(EXERCISE DESCRIPTION): Reproduce the listing below line for line, changing nothing.

——————————

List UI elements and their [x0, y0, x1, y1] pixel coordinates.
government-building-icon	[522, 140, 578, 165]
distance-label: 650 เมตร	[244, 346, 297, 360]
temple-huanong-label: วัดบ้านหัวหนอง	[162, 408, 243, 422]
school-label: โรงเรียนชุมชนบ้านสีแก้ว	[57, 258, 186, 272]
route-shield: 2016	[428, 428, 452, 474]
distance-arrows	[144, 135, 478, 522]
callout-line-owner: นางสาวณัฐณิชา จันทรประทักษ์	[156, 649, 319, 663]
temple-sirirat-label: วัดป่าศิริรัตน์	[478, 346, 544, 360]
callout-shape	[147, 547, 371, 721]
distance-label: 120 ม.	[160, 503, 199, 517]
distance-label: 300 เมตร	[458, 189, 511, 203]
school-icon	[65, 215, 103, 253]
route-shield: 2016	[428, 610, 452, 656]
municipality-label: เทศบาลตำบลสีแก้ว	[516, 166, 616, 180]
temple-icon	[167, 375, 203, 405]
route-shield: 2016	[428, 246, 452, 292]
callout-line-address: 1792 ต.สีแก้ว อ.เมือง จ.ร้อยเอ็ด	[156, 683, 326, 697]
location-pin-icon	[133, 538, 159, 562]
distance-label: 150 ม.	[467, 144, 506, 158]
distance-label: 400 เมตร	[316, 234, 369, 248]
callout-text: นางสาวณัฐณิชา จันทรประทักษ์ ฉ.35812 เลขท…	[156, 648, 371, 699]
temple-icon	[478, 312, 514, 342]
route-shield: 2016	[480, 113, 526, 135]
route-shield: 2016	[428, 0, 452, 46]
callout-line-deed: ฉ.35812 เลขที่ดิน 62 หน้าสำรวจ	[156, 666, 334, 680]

——————————

(EXERCISE RESPONSE):
List UI elements and their [x0, y0, x1, y1] pixel coordinates.
government-building-icon	[522, 140, 578, 165]
distance-label: 650 เมตร	[244, 346, 297, 360]
temple-huanong-label: วัดบ้านหัวหนอง	[162, 408, 243, 422]
school-label: โรงเรียนชุมชนบ้านสีแก้ว	[57, 258, 186, 272]
route-shield: 2016	[428, 428, 452, 474]
distance-arrows	[144, 135, 478, 522]
callout-line-owner: นางสาวณัฐณิชา จันทรประทักษ์	[156, 649, 319, 663]
temple-sirirat-label: วัดป่าศิริรัตน์	[478, 346, 544, 360]
callout-shape	[147, 547, 371, 721]
distance-label: 120 ม.	[160, 503, 199, 517]
distance-label: 300 เมตร	[458, 189, 511, 203]
school-icon	[65, 215, 103, 253]
route-shield: 2016	[428, 610, 452, 656]
municipality-label: เทศบาลตำบลสีแก้ว	[516, 166, 616, 180]
temple-icon	[167, 375, 203, 405]
route-shield: 2016	[428, 246, 452, 292]
callout-line-address: 1792 ต.สีแก้ว อ.เมือง จ.ร้อยเอ็ด	[156, 683, 326, 697]
location-pin-icon	[133, 538, 159, 562]
distance-label: 150 ม.	[467, 144, 506, 158]
distance-label: 400 เมตร	[316, 234, 369, 248]
callout-text: นางสาวณัฐณิชา จันทรประทักษ์ ฉ.35812 เลขท…	[156, 648, 371, 699]
temple-icon	[478, 312, 514, 342]
route-shield: 2016	[480, 113, 526, 135]
route-shield: 2016	[428, 0, 452, 46]
callout-line-deed: ฉ.35812 เลขที่ดิน 62 หน้าสำรวจ	[156, 666, 334, 680]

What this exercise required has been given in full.